'''

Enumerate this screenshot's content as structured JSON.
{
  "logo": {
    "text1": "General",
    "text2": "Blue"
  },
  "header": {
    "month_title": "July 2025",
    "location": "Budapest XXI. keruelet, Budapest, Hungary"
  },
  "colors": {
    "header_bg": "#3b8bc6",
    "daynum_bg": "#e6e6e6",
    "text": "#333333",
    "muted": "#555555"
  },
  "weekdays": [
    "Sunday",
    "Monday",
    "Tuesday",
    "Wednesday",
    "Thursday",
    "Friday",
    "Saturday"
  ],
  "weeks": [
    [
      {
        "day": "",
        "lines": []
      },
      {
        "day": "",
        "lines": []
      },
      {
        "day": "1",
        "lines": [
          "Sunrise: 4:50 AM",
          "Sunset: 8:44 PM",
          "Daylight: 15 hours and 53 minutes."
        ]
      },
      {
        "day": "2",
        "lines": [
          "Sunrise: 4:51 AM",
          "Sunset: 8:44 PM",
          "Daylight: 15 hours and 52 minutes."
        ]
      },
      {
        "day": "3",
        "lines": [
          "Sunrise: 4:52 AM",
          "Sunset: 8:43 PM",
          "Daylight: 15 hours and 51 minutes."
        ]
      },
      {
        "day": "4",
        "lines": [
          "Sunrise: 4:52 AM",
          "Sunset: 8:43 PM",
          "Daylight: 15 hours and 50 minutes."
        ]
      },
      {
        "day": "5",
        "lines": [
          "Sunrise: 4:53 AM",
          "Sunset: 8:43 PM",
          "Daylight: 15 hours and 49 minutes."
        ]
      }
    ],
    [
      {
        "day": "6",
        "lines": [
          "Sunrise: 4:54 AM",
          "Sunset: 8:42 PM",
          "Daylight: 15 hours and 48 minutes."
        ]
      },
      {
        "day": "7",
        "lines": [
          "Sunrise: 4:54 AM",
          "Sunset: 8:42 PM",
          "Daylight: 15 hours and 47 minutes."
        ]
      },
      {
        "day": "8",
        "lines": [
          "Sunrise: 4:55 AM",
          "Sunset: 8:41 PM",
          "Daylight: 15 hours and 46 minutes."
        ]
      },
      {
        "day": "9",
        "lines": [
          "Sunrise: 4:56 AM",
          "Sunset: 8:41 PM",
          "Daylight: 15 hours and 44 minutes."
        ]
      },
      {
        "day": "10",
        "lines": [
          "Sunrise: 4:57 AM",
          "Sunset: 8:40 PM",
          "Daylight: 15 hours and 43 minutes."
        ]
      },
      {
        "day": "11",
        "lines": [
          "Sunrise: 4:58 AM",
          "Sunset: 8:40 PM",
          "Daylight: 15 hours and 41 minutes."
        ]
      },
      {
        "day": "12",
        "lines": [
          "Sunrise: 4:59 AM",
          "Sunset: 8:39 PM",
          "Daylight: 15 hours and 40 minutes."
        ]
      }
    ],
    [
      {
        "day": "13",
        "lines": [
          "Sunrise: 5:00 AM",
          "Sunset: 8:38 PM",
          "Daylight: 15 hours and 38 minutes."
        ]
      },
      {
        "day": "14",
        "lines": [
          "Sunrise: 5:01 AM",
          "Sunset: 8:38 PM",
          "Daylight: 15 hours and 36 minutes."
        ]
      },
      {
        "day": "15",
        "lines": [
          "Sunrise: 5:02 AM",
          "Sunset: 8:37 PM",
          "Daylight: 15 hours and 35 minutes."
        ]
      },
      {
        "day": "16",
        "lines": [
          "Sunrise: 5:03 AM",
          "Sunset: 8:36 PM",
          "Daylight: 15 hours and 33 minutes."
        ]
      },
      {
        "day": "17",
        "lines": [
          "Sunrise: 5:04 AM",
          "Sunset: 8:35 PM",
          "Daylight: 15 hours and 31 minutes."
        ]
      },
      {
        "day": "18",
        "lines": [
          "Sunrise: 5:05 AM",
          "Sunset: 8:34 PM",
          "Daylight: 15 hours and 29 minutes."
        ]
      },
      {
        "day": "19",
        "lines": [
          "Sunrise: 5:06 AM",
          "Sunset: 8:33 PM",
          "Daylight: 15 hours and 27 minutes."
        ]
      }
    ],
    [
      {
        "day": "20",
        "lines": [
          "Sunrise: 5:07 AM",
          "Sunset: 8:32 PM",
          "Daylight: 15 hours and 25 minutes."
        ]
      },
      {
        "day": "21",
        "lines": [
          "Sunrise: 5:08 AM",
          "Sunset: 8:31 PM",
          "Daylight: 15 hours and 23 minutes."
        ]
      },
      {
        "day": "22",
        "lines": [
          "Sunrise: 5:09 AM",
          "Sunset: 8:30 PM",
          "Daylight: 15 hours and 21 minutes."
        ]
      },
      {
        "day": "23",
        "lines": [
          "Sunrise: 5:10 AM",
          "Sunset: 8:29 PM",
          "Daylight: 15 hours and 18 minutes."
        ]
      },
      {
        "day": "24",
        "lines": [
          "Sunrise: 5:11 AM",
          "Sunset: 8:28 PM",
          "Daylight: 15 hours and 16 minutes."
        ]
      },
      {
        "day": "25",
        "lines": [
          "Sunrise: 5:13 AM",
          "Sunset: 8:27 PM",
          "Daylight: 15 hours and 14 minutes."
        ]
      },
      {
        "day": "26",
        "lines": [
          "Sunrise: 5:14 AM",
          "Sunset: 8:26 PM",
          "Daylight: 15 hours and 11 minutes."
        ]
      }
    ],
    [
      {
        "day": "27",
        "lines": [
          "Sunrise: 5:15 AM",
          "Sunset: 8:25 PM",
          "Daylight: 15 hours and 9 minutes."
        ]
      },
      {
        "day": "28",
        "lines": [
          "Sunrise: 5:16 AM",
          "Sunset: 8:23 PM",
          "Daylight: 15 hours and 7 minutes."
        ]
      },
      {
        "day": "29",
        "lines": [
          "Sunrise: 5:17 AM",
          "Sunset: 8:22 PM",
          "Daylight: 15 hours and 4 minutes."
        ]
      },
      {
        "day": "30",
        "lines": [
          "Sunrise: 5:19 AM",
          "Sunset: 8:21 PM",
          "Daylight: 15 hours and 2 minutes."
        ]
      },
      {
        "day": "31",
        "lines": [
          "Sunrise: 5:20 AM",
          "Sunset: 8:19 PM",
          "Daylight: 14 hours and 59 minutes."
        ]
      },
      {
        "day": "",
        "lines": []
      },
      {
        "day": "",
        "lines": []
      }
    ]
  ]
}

'''

» Exercise details
The data above must be returned in full, exactly as written.

» Output of the task
Enumerate this screenshot's content as structured JSON.
{
  "logo": {
    "text1": "General",
    "text2": "Blue"
  },
  "header": {
    "month_title": "July 2025",
    "location": "Budapest XXI. keruelet, Budapest, Hungary"
  },
  "colors": {
    "header_bg": "#3b8bc6",
    "daynum_bg": "#e6e6e6",
    "text": "#333333",
    "muted": "#555555"
  },
  "weekdays": [
    "Sunday",
    "Monday",
    "Tuesday",
    "Wednesday",
    "Thursday",
    "Friday",
    "Saturday"
  ],
  "weeks": [
    [
      {
        "day": "",
        "lines": []
      },
      {
        "day": "",
        "lines": []
      },
      {
        "day": "1",
        "lines": [
          "Sunrise: 4:50 AM",
          "Sunset: 8:44 PM",
          "Daylight: 15 hours and 53 minutes."
        ]
      },
      {
        "day": "2",
        "lines": [
          "Sunrise: 4:51 AM",
          "Sunset: 8:44 PM",
          "Daylight: 15 hours and 52 minutes."
        ]
      },
      {
        "day": "3",
        "lines": [
          "Sunrise: 4:52 AM",
          "Sunset: 8:43 PM",
          "Daylight: 15 hours and 51 minutes."
        ]
      },
      {
        "day": "4",
        "lines": [
          "Sunrise: 4:52 AM",
          "Sunset: 8:43 PM",
          "Daylight: 15 hours and 50 minutes."
        ]
      },
      {
        "day": "5",
        "lines": [
          "Sunrise: 4:53 AM",
          "Sunset: 8:43 PM",
          "Daylight: 15 hours and 49 minutes."
        ]
      }
    ],
    [
      {
        "day": "6",
        "lines": [
          "Sunrise: 4:54 AM",
          "Sunset: 8:42 PM",
          "Daylight: 15 hours and 48 minutes."
        ]
      },
      {
        "day": "7",
        "lines": [
          "Sunrise: 4:54 AM",
          "Sunset: 8:42 PM",
          "Daylight: 15 hours and 47 minutes."
        ]
      },
      {
        "day": "8",
        "lines": [
          "Sunrise: 4:55 AM",
          "Sunset: 8:41 PM",
          "Daylight: 15 hours and 46 minutes."
        ]
      },
      {
        "day": "9",
        "lines": [
          "Sunrise: 4:56 AM",
          "Sunset: 8:41 PM",
          "Daylight: 15 hours and 44 minutes."
        ]
      },
      {
        "day": "10",
        "lines": [
          "Sunrise: 4:57 AM",
          "Sunset: 8:40 PM",
          "Daylight: 15 hours and 43 minutes."
        ]
      },
      {
        "day": "11",
        "lines": [
          "Sunrise: 4:58 AM",
          "Sunset: 8:40 PM",
          "Daylight: 15 hours and 41 minutes."
        ]
      },
      {
        "day": "12",
        "lines": [
          "Sunrise: 4:59 AM",
          "Sunset: 8:39 PM",
          "Daylight: 15 hours and 40 minutes."
        ]
      }
    ],
    [
      {
        "day": "13",
        "lines": [
          "Sunrise: 5:00 AM",
          "Sunset: 8:38 PM",
          "Daylight: 15 hours and 38 minutes."
        ]
      },
      {
        "day": "14",
        "lines": [
          "Sunrise: 5:01 AM",
          "Sunset: 8:38 PM",
          "Daylight: 15 hours and 36 minutes."
        ]
      },
      {
        "day": "15",
        "lines": [
          "Sunrise: 5:02 AM",
          "Sunset: 8:37 PM",
          "Daylight: 15 hours and 35 minutes."
        ]
      },
      {
        "day": "16",
        "lines": [
          "Sunrise: 5:03 AM",
          "Sunset: 8:36 PM",
          "Daylight: 15 hours and 33 minutes."
        ]
      },
      {
        "day": "17",
        "lines": [
          "Sunrise: 5:04 AM",
          "Sunset: 8:35 PM",
          "Daylight: 15 hours and 31 minutes."
        ]
      },
      {
        "day": "18",
        "lines": [
          "Sunrise: 5:05 AM",
          "Sunset: 8:34 PM",
          "Daylight: 15 hours and 29 minutes."
        ]
      },
      {
        "day": "19",
        "lines": [
          "Sunrise: 5:06 AM",
          "Sunset: 8:33 PM",
          "Daylight: 15 hours and 27 minutes."
        ]
      }
    ],
    [
      {
        "day": "20",
        "lines": [
          "Sunrise: 5:07 AM",
          "Sunset: 8:32 PM",
          "Daylight: 15 hours and 25 minutes."
        ]
      },
      {
        "day": "21",
        "lines": [
          "Sunrise: 5:08 AM",
          "Sunset: 8:31 PM",
          "Daylight: 15 hours and 23 minutes."
        ]
      },
      {
        "day": "22",
        "lines": [
          "Sunrise: 5:09 AM",
          "Sunset: 8:30 PM",
          "Daylight: 15 hours and 21 minutes."
        ]
      },
      {
        "day": "23",
        "lines": [
          "Sunrise: 5:10 AM",
          "Sunset: 8:29 PM",
          "Daylight: 15 hours and 18 minutes."
        ]
      },
      {
        "day": "24",
        "lines": [
          "Sunrise: 5:11 AM",
          "Sunset: 8:28 PM",
          "Daylight: 15 hours and 16 minutes."
        ]
      },
      {
        "day": "25",
        "lines": [
          "Sunrise: 5:13 AM",
          "Sunset: 8:27 PM",
          "Daylight: 15 hours and 14 minutes."
        ]
      },
      {
        "day": "26",
        "lines": [
          "Sunrise: 5:14 AM",
          "Sunset: 8:26 PM",
          "Daylight: 15 hours and 11 minutes."
        ]
      }
    ],
    [
      {
        "day": "27",
        "lines": [
          "Sunrise: 5:15 AM",
          "Sunset: 8:25 PM",
          "Daylight: 15 hours and 9 minutes."
        ]
      },
      {
        "day": "28",
        "lines": [
          "Sunrise: 5:16 AM",
          "Sunset: 8:23 PM",
          "Daylight: 15 hours and 7 minutes."
        ]
      },
      {
        "day": "29",
        "lines": [
          "Sunrise: 5:17 AM",
          "Sunset: 8:22 PM",
          "Daylight: 15 hours and 4 minutes."
        ]
      },
      {
        "day": "30",
        "lines": [
          "Sunrise: 5:19 AM",
          "Sunset: 8:21 PM",
          "Daylight: 15 hours and 2 minutes."
        ]
      },
      {
        "day": "31",
        "lines": [
          "Sunrise: 5:20 AM",
          "Sunset: 8:19 PM",
          "Daylight: 14 hours and 59 minutes."
        ]
      },
      {
        "day": "",
        "lines": []
      },
      {
        "day": "",
        "lines": []
      }
    ]
  ]
}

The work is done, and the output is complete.